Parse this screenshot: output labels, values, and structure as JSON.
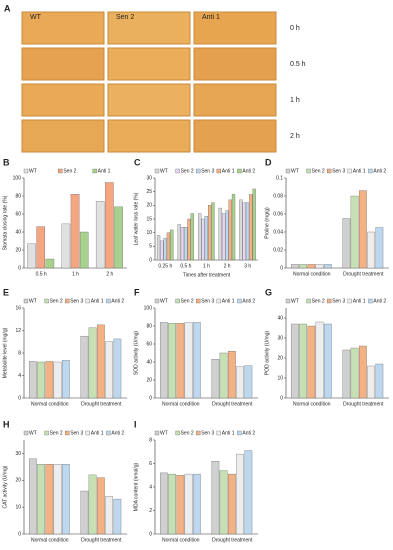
{
  "panel_a": {
    "label": "A",
    "columns": [
      "WT",
      "Sen 2",
      "Anti 1"
    ],
    "rows": [
      "0 h",
      "0.5 h",
      "1 h",
      "2 h"
    ]
  },
  "chart_data": [
    {
      "type": "bar",
      "label": "B",
      "ylabel": "Stomata closing rate (%)",
      "categories": [
        "0.5 h",
        "1 h",
        "2 h"
      ],
      "series": [
        {
          "name": "WT",
          "color": "#e0e0e0",
          "values": [
            27,
            49,
            74
          ]
        },
        {
          "name": "Sen 2",
          "color": "#f4a582",
          "values": [
            46,
            82,
            95
          ]
        },
        {
          "name": "Anti 1",
          "color": "#a9d18e",
          "values": [
            10,
            40,
            68
          ]
        }
      ],
      "ylim": [
        0,
        100
      ],
      "yticks": [
        0,
        20,
        40,
        60,
        80,
        100
      ]
    },
    {
      "type": "bar",
      "label": "C",
      "ylabel": "Leaf water loss rate (%)",
      "xlabel": "Times after treatment",
      "categories": [
        "0.25 h",
        "0.5 h",
        "1 h",
        "2 h",
        "3 h"
      ],
      "series": [
        {
          "name": "WT",
          "color": "#d9d9d9",
          "values": [
            9,
            13,
            17,
            19,
            22
          ]
        },
        {
          "name": "Sen 2",
          "color": "#e6d6f0",
          "values": [
            7,
            12,
            15,
            17,
            21
          ]
        },
        {
          "name": "Sen 3",
          "color": "#bdd7ee",
          "values": [
            8,
            12,
            16,
            18,
            21
          ]
        },
        {
          "name": "Anti 1",
          "color": "#f4b183",
          "values": [
            10,
            15,
            20,
            22,
            24
          ]
        },
        {
          "name": "Anti 2",
          "color": "#a9d18e",
          "values": [
            11,
            17,
            21,
            24,
            26
          ]
        }
      ],
      "ylim": [
        0,
        30
      ],
      "yticks": [
        0,
        5,
        10,
        15,
        20,
        25,
        30
      ]
    },
    {
      "type": "bar",
      "label": "D",
      "ylabel": "Proline (mg/g)",
      "categories": [
        "Normal condition",
        "Drought treatment"
      ],
      "series": [
        {
          "name": "WT",
          "color": "#d0d0d0",
          "values": [
            0.004,
            0.055
          ]
        },
        {
          "name": "Sen 2",
          "color": "#c6e0b4",
          "values": [
            0.004,
            0.08
          ]
        },
        {
          "name": "Sen 3",
          "color": "#f4b183",
          "values": [
            0.004,
            0.086
          ]
        },
        {
          "name": "Anti 1",
          "color": "#ededed",
          "values": [
            0.004,
            0.04
          ]
        },
        {
          "name": "Anti 2",
          "color": "#bdd7ee",
          "values": [
            0.004,
            0.045
          ]
        }
      ],
      "ylim": [
        0,
        0.1
      ],
      "yticks": [
        0,
        0.02,
        0.04,
        0.06,
        0.08,
        0.1
      ]
    },
    {
      "type": "bar",
      "label": "E",
      "ylabel": "Metabolite level (mg/g)",
      "categories": [
        "Normal condition",
        "Drought treatment"
      ],
      "series": [
        {
          "name": "WT",
          "color": "#d0d0d0",
          "values": [
            6.5,
            11
          ]
        },
        {
          "name": "Sen 2",
          "color": "#c6e0b4",
          "values": [
            6.4,
            12.5
          ]
        },
        {
          "name": "Sen 3",
          "color": "#f4b183",
          "values": [
            6.5,
            13
          ]
        },
        {
          "name": "Anti 1",
          "color": "#ededed",
          "values": [
            6.4,
            10
          ]
        },
        {
          "name": "Anti 2",
          "color": "#bdd7ee",
          "values": [
            6.7,
            10.5
          ]
        }
      ],
      "ylim": [
        0,
        16
      ],
      "yticks": [
        0,
        4,
        8,
        12,
        16
      ]
    },
    {
      "type": "bar",
      "label": "F",
      "ylabel": "SOD activity (U/mg)",
      "categories": [
        "Normal condition",
        "Drought treatment"
      ],
      "series": [
        {
          "name": "WT",
          "color": "#d0d0d0",
          "values": [
            84,
            43
          ]
        },
        {
          "name": "Sen 2",
          "color": "#c6e0b4",
          "values": [
            83,
            50
          ]
        },
        {
          "name": "Sen 3",
          "color": "#f4b183",
          "values": [
            83,
            52
          ]
        },
        {
          "name": "Anti 1",
          "color": "#ededed",
          "values": [
            84,
            35
          ]
        },
        {
          "name": "Anti 2",
          "color": "#bdd7ee",
          "values": [
            84,
            36
          ]
        }
      ],
      "ylim": [
        0,
        100
      ],
      "yticks": [
        0,
        20,
        40,
        60,
        80,
        100
      ]
    },
    {
      "type": "bar",
      "label": "G",
      "ylabel": "POD activity (U/mg)",
      "categories": [
        "Normal condition",
        "Drought treatment"
      ],
      "series": [
        {
          "name": "WT",
          "color": "#d0d0d0",
          "values": [
            37,
            24
          ]
        },
        {
          "name": "Sen 2",
          "color": "#c6e0b4",
          "values": [
            37,
            25
          ]
        },
        {
          "name": "Sen 3",
          "color": "#f4b183",
          "values": [
            36,
            26
          ]
        },
        {
          "name": "Anti 1",
          "color": "#ededed",
          "values": [
            38,
            16
          ]
        },
        {
          "name": "Anti 2",
          "color": "#bdd7ee",
          "values": [
            37,
            17
          ]
        }
      ],
      "ylim": [
        0,
        45
      ],
      "yticks": [
        0,
        10,
        20,
        30,
        40
      ]
    },
    {
      "type": "bar",
      "label": "H",
      "ylabel": "CAT activity (U/mg)",
      "categories": [
        "Normal condition",
        "Drought treatment"
      ],
      "series": [
        {
          "name": "WT",
          "color": "#d0d0d0",
          "values": [
            28,
            16
          ]
        },
        {
          "name": "Sen 2",
          "color": "#c6e0b4",
          "values": [
            26,
            22
          ]
        },
        {
          "name": "Sen 3",
          "color": "#f4b183",
          "values": [
            26,
            21
          ]
        },
        {
          "name": "Anti 1",
          "color": "#ededed",
          "values": [
            26,
            14
          ]
        },
        {
          "name": "Anti 2",
          "color": "#bdd7ee",
          "values": [
            26,
            13
          ]
        }
      ],
      "ylim": [
        0,
        35
      ],
      "yticks": [
        0,
        10,
        20,
        30
      ]
    },
    {
      "type": "bar",
      "label": "I",
      "ylabel": "MDA content (nmol/g)",
      "categories": [
        "Normal condition",
        "Drought treatment"
      ],
      "series": [
        {
          "name": "WT",
          "color": "#d0d0d0",
          "values": [
            5.2,
            6.2
          ]
        },
        {
          "name": "Sen 2",
          "color": "#c6e0b4",
          "values": [
            5.1,
            5.4
          ]
        },
        {
          "name": "Sen 3",
          "color": "#f4b183",
          "values": [
            5,
            5.1
          ]
        },
        {
          "name": "Anti 1",
          "color": "#ededed",
          "values": [
            5.1,
            6.8
          ]
        },
        {
          "name": "Anti 2",
          "color": "#bdd7ee",
          "values": [
            5.1,
            7.1
          ]
        }
      ],
      "ylim": [
        0,
        8
      ],
      "yticks": [
        0,
        2,
        4,
        6,
        8
      ]
    }
  ]
}
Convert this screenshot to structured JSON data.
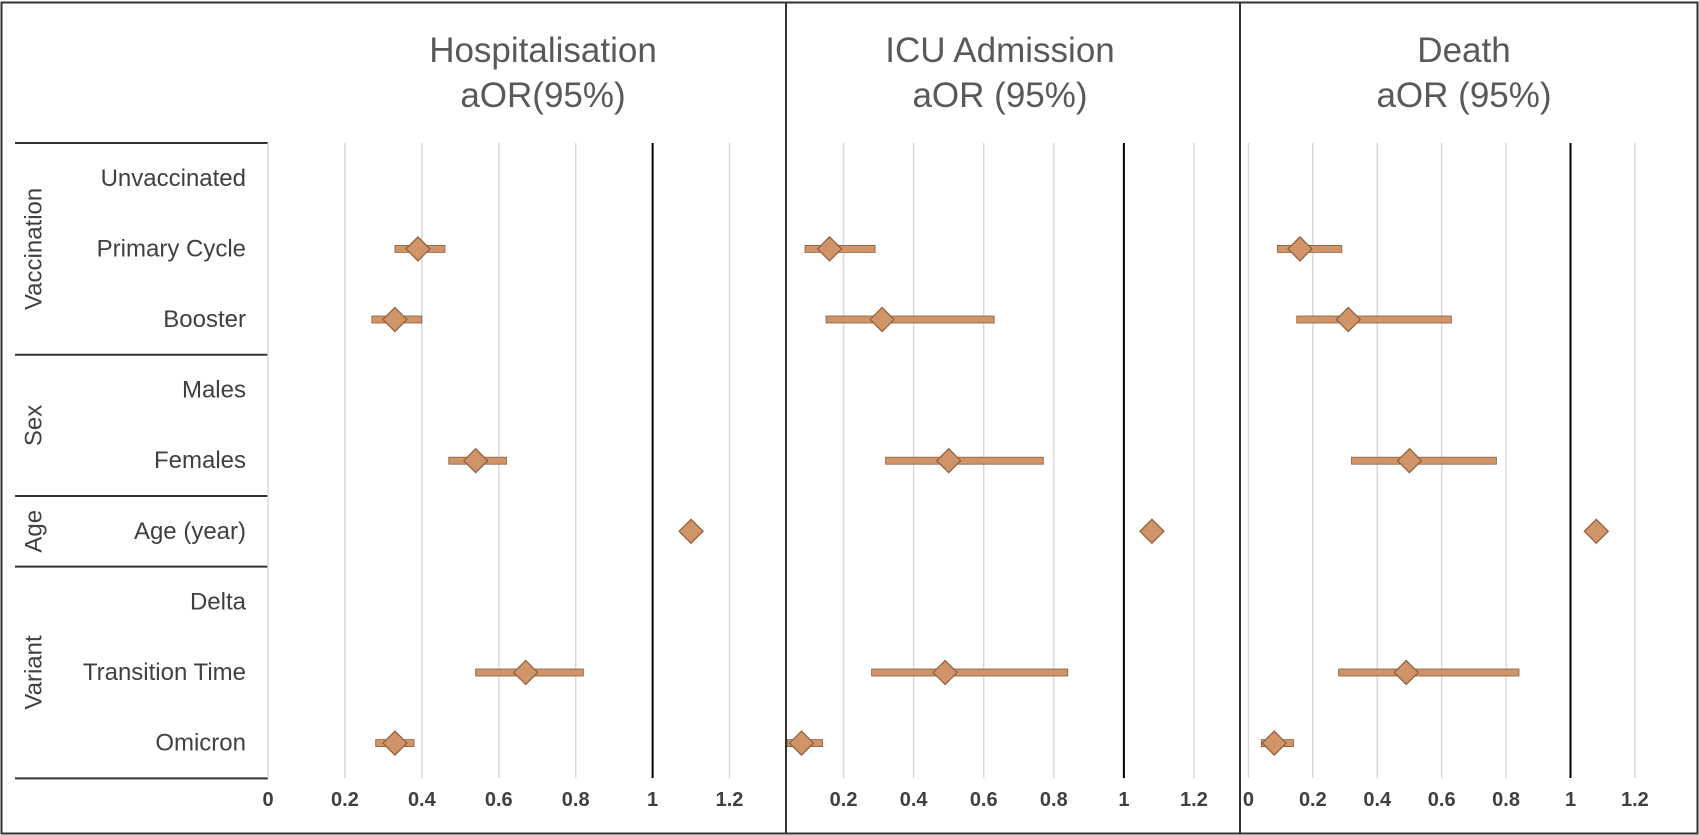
{
  "chart_data": {
    "type": "forest",
    "groups": [
      {
        "label": "Vaccination",
        "rows": [
          "Unvaccinated",
          "Primary Cycle",
          "Booster"
        ]
      },
      {
        "label": "Sex",
        "rows": [
          "Males",
          "Females"
        ]
      },
      {
        "label": "Age",
        "rows": [
          "Age (year)"
        ]
      },
      {
        "label": "Variant",
        "rows": [
          "Delta",
          "Transition Time",
          "Omicron"
        ]
      }
    ],
    "panels": [
      {
        "title_line1": "Hospitalisation",
        "title_line2": "aOR(95%)",
        "xticks": [
          "0",
          "0.2",
          "0.4",
          "0.6",
          "0.8",
          "1",
          "1.2"
        ],
        "xlim": [
          0,
          1.3
        ],
        "reference": 1,
        "points": [
          {
            "row": "Unvaccinated",
            "estimate": null
          },
          {
            "row": "Primary Cycle",
            "estimate": 0.39,
            "lower": 0.33,
            "upper": 0.46
          },
          {
            "row": "Booster",
            "estimate": 0.33,
            "lower": 0.27,
            "upper": 0.4
          },
          {
            "row": "Males",
            "estimate": null
          },
          {
            "row": "Females",
            "estimate": 0.54,
            "lower": 0.47,
            "upper": 0.62
          },
          {
            "row": "Age (year)",
            "estimate": 1.1,
            "lower": 1.09,
            "upper": 1.11
          },
          {
            "row": "Delta",
            "estimate": null
          },
          {
            "row": "Transition Time",
            "estimate": 0.67,
            "lower": 0.54,
            "upper": 0.82
          },
          {
            "row": "Omicron",
            "estimate": 0.33,
            "lower": 0.28,
            "upper": 0.38
          }
        ]
      },
      {
        "title_line1": "ICU Admission",
        "title_line2": "aOR (95%)",
        "xticks": [
          "0.2",
          "0.4",
          "0.6",
          "0.8",
          "1",
          "1.2"
        ],
        "xlim": [
          0.03,
          1.28
        ],
        "reference": 1,
        "points": [
          {
            "row": "Unvaccinated",
            "estimate": null
          },
          {
            "row": "Primary Cycle",
            "estimate": 0.16,
            "lower": 0.09,
            "upper": 0.29
          },
          {
            "row": "Booster",
            "estimate": 0.31,
            "lower": 0.15,
            "upper": 0.63
          },
          {
            "row": "Males",
            "estimate": null
          },
          {
            "row": "Females",
            "estimate": 0.5,
            "lower": 0.32,
            "upper": 0.77
          },
          {
            "row": "Age (year)",
            "estimate": 1.08,
            "lower": 1.07,
            "upper": 1.09
          },
          {
            "row": "Delta",
            "estimate": null
          },
          {
            "row": "Transition Time",
            "estimate": 0.49,
            "lower": 0.28,
            "upper": 0.84
          },
          {
            "row": "Omicron",
            "estimate": 0.08,
            "lower": 0.04,
            "upper": 0.14
          }
        ]
      },
      {
        "title_line1": "Death",
        "title_line2": "aOR (95%)",
        "xticks": [
          "0",
          "0.2",
          "0.4",
          "0.6",
          "0.8",
          "1",
          "1.2"
        ],
        "xlim": [
          -0.02,
          1.34
        ],
        "reference": 1,
        "points": [
          {
            "row": "Unvaccinated",
            "estimate": null
          },
          {
            "row": "Primary Cycle",
            "estimate": 0.16,
            "lower": 0.09,
            "upper": 0.29
          },
          {
            "row": "Booster",
            "estimate": 0.31,
            "lower": 0.15,
            "upper": 0.63
          },
          {
            "row": "Males",
            "estimate": null
          },
          {
            "row": "Females",
            "estimate": 0.5,
            "lower": 0.32,
            "upper": 0.77
          },
          {
            "row": "Age (year)",
            "estimate": 1.08,
            "lower": 1.07,
            "upper": 1.09
          },
          {
            "row": "Delta",
            "estimate": null
          },
          {
            "row": "Transition Time",
            "estimate": 0.49,
            "lower": 0.28,
            "upper": 0.84
          },
          {
            "row": "Omicron",
            "estimate": 0.08,
            "lower": 0.04,
            "upper": 0.14
          }
        ]
      }
    ],
    "grid": true,
    "legend": "none",
    "colors": {
      "marker": "#D19468",
      "marker_edge": "#8C5E3C",
      "ci_bar": "#D19468",
      "gridline": "#D9D9D9",
      "reference_line": "#000000",
      "text": "#404040",
      "title": "#595959"
    }
  }
}
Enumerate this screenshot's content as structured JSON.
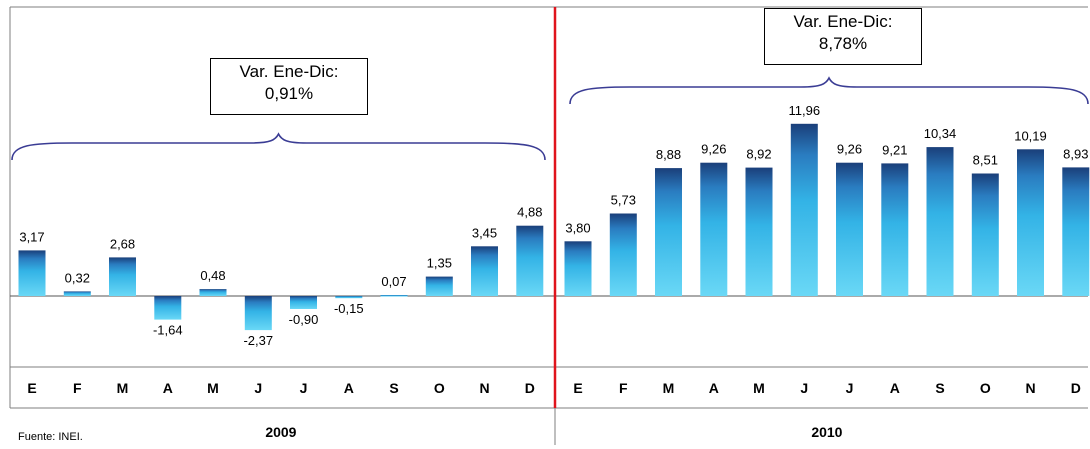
{
  "source_note": "Fuente: INEI.",
  "annotations": [
    {
      "line1": "Var. Ene-Dic:",
      "line2": "0,91%"
    },
    {
      "line1": "Var. Ene-Dic:",
      "line2": "8,78%"
    }
  ],
  "colors": {
    "bar_top": "#1a3f7a",
    "bar_bottom": "#5ad0f2",
    "divider": "#e0141c",
    "brace": "#3a3c94"
  },
  "chart_data": {
    "type": "bar",
    "groups": [
      {
        "year": "2009",
        "months": [
          "E",
          "F",
          "M",
          "A",
          "M",
          "J",
          "J",
          "A",
          "S",
          "O",
          "N",
          "D"
        ],
        "values": [
          3.17,
          0.32,
          2.68,
          -1.64,
          0.48,
          -2.37,
          -0.9,
          -0.15,
          0.07,
          1.35,
          3.45,
          4.88
        ],
        "labels": [
          "3,17",
          "0,32",
          "2,68",
          "-1,64",
          "0,48",
          "-2,37",
          "-0,90",
          "-0,15",
          "0,07",
          "1,35",
          "3,45",
          "4,88"
        ]
      },
      {
        "year": "2010",
        "months": [
          "E",
          "F",
          "M",
          "A",
          "M",
          "J",
          "J",
          "A",
          "S",
          "O",
          "N",
          "D"
        ],
        "values": [
          3.8,
          5.73,
          8.88,
          9.26,
          8.92,
          11.96,
          9.26,
          9.21,
          10.34,
          8.51,
          10.19,
          8.93
        ],
        "labels": [
          "3,80",
          "5,73",
          "8,88",
          "9,26",
          "8,92",
          "11,96",
          "9,26",
          "9,21",
          "10,34",
          "8,51",
          "10,19",
          "8,93"
        ]
      }
    ],
    "grid": false,
    "legend": "none"
  }
}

- _Your instructions_
Pull out and copy each line containing the string "this".

- _The solution_
Parse this screenshot: output labels, values, and structure as JSON.
Convert this screenshot to structured JSON data.
Enumerate this screenshot's content as structured JSON.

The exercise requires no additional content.